Pictures should be excluded; otherwise, copy every entry exactly.

==== Data lines

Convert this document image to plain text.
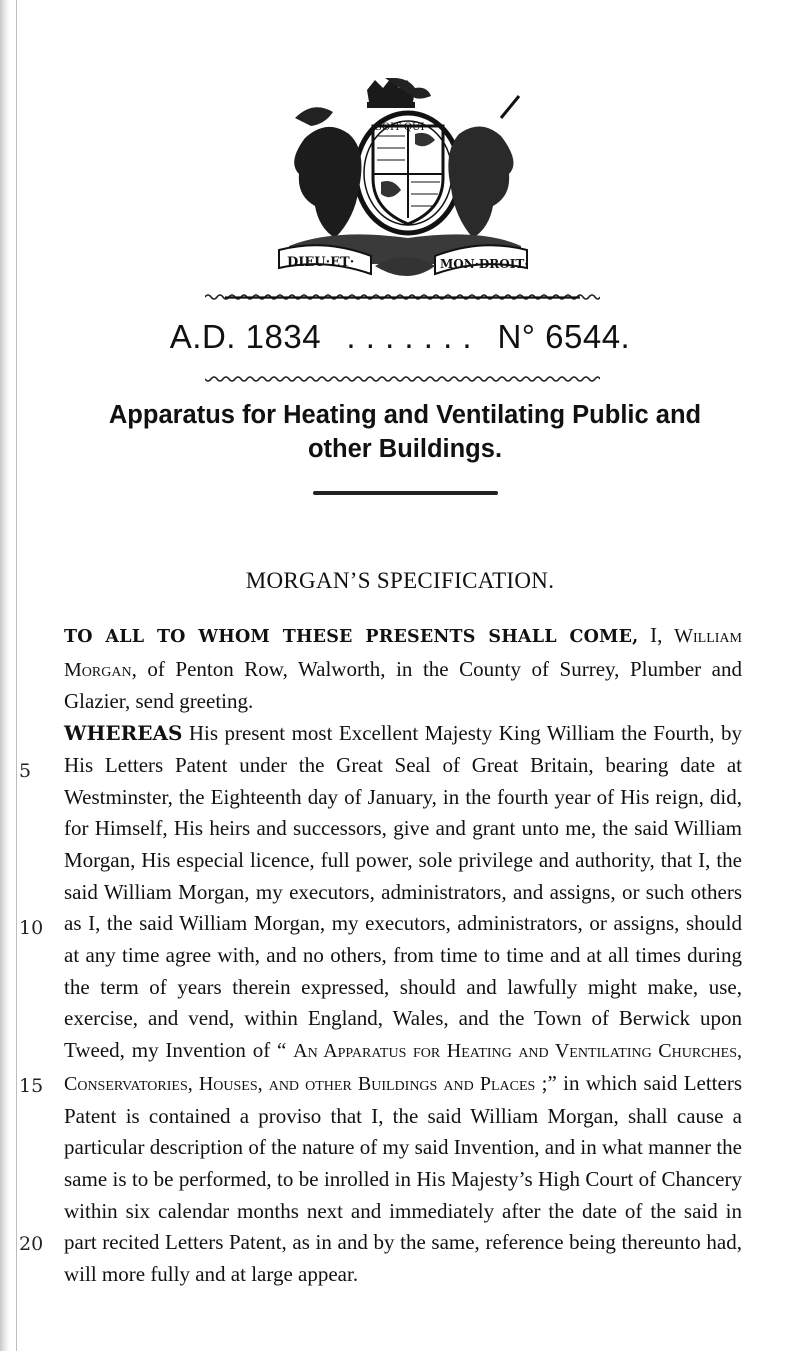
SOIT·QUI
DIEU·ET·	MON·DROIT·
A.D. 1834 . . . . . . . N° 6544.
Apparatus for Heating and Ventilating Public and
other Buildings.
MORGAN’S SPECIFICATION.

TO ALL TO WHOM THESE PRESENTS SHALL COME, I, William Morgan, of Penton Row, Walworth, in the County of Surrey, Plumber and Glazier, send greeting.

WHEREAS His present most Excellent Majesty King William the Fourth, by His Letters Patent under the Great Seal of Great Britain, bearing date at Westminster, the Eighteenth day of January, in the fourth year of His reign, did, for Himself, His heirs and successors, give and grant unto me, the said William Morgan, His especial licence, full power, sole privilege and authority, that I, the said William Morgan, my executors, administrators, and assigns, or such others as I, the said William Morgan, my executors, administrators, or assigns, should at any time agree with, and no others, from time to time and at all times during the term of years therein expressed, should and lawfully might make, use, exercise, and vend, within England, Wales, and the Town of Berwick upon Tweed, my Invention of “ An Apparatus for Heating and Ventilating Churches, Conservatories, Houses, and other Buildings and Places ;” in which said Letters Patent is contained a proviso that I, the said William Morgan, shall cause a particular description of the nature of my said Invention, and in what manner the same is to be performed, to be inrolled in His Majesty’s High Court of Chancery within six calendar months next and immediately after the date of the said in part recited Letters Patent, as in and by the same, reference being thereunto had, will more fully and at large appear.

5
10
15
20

========

Task output:
Convert this document image to plain text.
SOIT·QUI
DIEU·ET·	MON·DROIT·
A.D. 1834 . . . . . . . N° 6544.
Apparatus for Heating and Ventilating Public and
other Buildings.
MORGAN’S SPECIFICATION.

TO ALL TO WHOM THESE PRESENTS SHALL COME, I, William Morgan, of Penton Row, Walworth, in the County of Surrey, Plumber and Glazier, send greeting.

WHEREAS His present most Excellent Majesty King William the Fourth, by His Letters Patent under the Great Seal of Great Britain, bearing date at Westminster, the Eighteenth day of January, in the fourth year of His reign, did, for Himself, His heirs and successors, give and grant unto me, the said William Morgan, His especial licence, full power, sole privilege and authority, that I, the said William Morgan, my executors, administrators, and assigns, or such others as I, the said William Morgan, my executors, administrators, or assigns, should at any time agree with, and no others, from time to time and at all times during the term of years therein expressed, should and lawfully might make, use, exercise, and vend, within England, Wales, and the Town of Berwick upon Tweed, my Invention of “ An Apparatus for Heating and Ventilating Churches, Conservatories, Houses, and other Buildings and Places ;” in which said Letters Patent is contained a proviso that I, the said William Morgan, shall cause a particular description of the nature of my said Invention, and in what manner the same is to be performed, to be inrolled in His Majesty’s High Court of Chancery within six calendar months next and immediately after the date of the said in part recited Letters Patent, as in and by the same, reference being thereunto had, will more fully and at large appear.

5
10
15
20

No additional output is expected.